Brief: Records follow. Pull out every line that contains "true".

····················

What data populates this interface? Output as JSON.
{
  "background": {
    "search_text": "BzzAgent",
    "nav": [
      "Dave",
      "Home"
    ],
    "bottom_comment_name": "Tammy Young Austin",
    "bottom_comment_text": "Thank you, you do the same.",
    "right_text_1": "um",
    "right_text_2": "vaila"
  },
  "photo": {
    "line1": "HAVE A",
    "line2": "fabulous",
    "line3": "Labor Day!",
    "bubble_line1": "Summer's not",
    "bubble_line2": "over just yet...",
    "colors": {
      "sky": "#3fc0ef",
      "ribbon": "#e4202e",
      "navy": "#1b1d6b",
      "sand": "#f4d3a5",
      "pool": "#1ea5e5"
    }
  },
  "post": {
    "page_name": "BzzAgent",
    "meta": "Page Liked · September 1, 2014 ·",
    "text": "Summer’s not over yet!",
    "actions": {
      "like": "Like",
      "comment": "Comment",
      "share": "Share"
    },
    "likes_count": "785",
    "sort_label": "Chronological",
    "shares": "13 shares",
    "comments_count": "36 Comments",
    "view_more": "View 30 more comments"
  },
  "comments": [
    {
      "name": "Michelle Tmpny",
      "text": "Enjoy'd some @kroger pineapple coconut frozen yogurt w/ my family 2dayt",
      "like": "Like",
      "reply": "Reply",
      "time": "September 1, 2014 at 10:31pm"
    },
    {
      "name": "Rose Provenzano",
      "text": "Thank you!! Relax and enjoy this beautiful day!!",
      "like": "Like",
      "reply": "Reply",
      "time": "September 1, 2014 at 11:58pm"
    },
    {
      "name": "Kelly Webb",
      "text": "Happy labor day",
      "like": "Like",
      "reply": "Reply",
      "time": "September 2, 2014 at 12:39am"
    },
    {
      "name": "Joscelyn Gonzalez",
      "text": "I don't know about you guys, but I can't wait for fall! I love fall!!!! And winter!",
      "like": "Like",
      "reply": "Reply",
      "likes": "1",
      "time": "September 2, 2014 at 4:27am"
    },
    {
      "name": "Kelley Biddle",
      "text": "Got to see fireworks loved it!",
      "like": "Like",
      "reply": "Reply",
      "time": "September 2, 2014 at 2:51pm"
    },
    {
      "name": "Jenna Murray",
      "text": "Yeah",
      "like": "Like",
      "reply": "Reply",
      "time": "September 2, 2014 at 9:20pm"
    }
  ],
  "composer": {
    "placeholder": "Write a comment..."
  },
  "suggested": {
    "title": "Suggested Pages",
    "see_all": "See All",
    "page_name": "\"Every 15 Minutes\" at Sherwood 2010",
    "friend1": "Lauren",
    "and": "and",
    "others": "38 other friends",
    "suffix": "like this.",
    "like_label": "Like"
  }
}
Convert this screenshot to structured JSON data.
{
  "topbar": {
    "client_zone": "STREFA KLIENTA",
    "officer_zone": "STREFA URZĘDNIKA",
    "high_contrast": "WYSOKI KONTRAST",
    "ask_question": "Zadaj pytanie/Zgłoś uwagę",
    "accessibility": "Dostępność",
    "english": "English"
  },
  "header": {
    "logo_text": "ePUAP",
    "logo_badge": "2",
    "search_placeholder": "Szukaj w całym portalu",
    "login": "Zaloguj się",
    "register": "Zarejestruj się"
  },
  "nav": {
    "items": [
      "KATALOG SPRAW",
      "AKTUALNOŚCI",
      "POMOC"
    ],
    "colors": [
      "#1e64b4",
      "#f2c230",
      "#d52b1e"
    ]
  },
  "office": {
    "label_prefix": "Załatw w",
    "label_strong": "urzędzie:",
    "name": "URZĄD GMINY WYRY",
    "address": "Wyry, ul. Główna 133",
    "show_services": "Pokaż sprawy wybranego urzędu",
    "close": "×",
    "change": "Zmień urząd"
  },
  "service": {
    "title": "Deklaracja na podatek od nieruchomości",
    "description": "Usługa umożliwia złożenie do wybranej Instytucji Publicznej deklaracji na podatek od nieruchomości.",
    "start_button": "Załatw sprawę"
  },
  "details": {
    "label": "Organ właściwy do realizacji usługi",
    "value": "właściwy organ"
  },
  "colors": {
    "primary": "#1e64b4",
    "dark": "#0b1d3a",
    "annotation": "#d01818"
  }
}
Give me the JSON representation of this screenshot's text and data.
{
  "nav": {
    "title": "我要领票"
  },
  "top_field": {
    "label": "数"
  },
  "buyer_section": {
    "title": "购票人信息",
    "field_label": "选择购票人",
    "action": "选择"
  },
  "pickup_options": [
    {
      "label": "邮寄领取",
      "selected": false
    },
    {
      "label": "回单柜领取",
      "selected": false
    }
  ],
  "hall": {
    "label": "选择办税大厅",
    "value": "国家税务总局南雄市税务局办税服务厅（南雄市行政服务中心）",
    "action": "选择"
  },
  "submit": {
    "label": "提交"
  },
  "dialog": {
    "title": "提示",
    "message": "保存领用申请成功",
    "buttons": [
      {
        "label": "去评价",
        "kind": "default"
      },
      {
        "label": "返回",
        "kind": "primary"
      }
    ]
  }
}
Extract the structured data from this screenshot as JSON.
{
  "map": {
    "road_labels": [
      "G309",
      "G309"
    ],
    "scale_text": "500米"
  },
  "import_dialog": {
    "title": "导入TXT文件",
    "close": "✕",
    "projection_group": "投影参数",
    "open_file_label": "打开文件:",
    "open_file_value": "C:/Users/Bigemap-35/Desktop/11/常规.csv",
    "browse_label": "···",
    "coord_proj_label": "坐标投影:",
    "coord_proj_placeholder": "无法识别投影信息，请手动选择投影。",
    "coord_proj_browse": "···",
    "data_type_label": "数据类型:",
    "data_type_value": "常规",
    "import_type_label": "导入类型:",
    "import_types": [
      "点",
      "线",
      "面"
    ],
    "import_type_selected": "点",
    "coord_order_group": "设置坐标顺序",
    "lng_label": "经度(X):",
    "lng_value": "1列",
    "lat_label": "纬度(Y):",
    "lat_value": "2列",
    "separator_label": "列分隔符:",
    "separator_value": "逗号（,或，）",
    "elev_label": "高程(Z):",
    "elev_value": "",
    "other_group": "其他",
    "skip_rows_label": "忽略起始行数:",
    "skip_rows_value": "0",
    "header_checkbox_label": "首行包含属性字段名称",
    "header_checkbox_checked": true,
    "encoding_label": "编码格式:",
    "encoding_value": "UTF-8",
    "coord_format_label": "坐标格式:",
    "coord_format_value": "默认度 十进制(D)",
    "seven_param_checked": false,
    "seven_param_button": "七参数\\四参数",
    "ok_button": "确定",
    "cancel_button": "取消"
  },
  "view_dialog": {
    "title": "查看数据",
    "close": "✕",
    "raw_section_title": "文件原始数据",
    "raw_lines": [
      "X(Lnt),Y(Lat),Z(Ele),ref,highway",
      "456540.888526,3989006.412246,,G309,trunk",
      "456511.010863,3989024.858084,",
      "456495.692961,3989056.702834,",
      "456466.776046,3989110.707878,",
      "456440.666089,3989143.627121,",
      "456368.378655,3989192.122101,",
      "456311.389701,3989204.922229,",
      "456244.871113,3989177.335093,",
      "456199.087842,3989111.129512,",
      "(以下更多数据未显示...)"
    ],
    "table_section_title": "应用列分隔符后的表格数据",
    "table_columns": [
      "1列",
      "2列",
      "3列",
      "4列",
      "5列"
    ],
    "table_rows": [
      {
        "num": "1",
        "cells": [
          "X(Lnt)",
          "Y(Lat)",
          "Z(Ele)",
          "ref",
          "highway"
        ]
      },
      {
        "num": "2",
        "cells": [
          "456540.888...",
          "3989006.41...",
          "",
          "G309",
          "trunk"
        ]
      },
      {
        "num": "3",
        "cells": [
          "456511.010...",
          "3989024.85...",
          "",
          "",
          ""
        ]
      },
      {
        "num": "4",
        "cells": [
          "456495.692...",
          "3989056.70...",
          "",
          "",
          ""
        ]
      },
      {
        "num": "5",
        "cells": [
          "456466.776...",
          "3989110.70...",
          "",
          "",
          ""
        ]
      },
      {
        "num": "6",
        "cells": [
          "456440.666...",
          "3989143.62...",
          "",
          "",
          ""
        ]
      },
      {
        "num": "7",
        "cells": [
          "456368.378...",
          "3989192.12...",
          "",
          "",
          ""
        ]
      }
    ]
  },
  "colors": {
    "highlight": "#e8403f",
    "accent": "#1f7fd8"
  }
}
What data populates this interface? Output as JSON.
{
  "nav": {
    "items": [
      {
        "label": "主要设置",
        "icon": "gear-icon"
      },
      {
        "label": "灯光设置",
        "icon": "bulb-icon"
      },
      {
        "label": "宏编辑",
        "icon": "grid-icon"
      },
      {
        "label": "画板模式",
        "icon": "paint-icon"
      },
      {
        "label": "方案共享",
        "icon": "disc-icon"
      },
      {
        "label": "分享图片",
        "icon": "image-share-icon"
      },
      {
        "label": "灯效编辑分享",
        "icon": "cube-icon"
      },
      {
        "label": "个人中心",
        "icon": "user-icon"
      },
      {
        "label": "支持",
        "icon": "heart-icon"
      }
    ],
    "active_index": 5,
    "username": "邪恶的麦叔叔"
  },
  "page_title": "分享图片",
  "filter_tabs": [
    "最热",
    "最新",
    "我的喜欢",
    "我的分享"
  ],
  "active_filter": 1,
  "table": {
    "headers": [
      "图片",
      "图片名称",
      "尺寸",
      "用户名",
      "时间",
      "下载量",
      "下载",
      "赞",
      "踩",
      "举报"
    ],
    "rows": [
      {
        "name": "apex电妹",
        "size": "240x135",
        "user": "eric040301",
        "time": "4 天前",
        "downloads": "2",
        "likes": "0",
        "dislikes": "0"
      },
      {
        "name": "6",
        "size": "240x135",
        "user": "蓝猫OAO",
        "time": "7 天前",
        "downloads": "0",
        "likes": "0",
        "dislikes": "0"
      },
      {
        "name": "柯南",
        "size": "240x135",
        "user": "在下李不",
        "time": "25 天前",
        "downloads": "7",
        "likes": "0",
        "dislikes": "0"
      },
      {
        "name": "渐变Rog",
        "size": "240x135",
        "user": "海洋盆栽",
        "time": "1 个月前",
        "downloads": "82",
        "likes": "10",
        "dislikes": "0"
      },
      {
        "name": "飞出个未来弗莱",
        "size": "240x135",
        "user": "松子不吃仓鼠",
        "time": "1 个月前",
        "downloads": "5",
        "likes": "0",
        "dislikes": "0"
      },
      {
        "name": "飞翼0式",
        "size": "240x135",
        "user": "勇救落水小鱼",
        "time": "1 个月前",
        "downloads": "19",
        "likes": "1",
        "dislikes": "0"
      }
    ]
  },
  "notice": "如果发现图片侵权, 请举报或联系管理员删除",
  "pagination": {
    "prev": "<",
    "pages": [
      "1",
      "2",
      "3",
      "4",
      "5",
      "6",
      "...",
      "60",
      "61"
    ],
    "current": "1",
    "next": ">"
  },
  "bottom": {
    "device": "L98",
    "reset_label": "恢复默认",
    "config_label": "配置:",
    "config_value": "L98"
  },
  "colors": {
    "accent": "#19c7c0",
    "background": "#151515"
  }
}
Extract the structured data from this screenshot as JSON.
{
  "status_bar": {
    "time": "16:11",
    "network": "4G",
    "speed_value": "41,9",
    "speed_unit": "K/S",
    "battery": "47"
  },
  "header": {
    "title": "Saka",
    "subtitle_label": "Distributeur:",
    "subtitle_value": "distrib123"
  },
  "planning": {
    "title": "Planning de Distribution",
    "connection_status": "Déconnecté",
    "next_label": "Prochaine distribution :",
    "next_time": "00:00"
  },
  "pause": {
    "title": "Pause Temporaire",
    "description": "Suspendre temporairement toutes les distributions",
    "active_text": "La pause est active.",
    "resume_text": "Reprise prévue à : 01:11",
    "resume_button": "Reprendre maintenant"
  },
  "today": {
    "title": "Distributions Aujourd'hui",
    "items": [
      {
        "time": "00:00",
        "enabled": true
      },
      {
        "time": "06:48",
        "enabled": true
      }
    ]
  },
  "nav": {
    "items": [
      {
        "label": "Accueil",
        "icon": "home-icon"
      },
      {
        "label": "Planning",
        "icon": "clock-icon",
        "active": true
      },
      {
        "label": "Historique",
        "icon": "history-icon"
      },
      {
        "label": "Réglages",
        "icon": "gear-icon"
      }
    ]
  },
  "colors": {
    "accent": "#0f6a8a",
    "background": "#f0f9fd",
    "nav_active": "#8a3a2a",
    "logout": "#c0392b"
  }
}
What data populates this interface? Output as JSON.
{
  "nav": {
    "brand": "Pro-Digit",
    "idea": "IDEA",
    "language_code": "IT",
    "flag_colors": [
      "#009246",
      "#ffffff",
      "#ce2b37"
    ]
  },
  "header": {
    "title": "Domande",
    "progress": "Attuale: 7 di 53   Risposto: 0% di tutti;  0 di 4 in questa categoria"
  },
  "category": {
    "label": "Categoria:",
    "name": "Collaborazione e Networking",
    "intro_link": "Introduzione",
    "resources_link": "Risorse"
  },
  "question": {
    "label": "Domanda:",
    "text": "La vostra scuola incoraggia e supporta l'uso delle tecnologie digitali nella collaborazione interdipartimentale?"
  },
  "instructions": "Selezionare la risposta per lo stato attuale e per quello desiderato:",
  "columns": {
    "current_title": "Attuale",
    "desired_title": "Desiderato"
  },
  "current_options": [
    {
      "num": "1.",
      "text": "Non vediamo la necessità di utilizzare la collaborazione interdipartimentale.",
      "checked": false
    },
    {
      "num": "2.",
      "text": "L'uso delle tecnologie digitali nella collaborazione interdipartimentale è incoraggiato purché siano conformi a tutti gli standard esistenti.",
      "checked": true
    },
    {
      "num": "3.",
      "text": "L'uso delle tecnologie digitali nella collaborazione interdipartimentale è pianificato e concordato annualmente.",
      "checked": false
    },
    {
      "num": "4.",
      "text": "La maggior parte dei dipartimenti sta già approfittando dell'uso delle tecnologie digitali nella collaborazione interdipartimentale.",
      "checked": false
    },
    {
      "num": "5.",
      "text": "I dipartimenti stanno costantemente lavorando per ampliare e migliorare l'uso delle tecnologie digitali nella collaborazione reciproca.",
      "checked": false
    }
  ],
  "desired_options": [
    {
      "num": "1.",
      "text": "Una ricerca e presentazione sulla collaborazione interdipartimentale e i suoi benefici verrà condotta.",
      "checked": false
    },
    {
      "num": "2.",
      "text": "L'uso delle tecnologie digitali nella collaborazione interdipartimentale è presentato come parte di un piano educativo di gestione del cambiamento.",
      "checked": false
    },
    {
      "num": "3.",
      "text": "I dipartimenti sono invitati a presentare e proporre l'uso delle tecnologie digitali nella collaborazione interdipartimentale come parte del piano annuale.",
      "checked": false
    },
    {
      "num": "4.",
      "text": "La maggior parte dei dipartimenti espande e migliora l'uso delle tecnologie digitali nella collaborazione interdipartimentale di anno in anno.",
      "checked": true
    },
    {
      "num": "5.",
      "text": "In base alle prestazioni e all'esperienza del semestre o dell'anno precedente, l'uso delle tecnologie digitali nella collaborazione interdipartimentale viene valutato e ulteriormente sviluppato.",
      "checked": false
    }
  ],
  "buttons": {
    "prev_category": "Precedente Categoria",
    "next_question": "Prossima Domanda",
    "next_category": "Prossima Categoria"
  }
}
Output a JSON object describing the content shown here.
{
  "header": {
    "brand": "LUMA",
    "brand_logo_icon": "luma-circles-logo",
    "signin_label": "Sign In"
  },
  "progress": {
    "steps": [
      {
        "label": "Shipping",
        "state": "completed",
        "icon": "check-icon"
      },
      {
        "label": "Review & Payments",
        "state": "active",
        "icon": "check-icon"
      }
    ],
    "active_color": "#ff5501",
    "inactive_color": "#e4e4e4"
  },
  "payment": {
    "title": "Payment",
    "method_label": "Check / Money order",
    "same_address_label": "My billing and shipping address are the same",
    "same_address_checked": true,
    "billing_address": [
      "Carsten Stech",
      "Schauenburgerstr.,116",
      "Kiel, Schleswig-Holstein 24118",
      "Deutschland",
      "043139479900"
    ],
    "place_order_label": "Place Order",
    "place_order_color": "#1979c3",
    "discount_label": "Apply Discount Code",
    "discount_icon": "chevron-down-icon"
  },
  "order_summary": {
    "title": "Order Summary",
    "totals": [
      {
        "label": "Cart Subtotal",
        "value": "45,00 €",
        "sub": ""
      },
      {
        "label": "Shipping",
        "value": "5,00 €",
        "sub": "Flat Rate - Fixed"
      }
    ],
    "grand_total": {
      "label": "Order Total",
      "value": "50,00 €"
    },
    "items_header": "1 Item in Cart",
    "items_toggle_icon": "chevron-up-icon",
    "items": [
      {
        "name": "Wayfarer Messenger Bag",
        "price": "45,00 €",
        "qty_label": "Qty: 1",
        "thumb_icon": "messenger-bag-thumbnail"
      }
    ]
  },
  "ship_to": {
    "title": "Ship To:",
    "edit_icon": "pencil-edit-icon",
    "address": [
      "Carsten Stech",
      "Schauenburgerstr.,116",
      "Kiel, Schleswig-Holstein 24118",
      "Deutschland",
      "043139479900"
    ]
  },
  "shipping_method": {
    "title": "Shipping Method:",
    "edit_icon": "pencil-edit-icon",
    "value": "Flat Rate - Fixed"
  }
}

····················

Reply:
    "header_checkbox_checked": true,
        "enabled": true
        "enabled": true
        "active": true
      "checked": true
      "checked": true
    "same_address_checked": true,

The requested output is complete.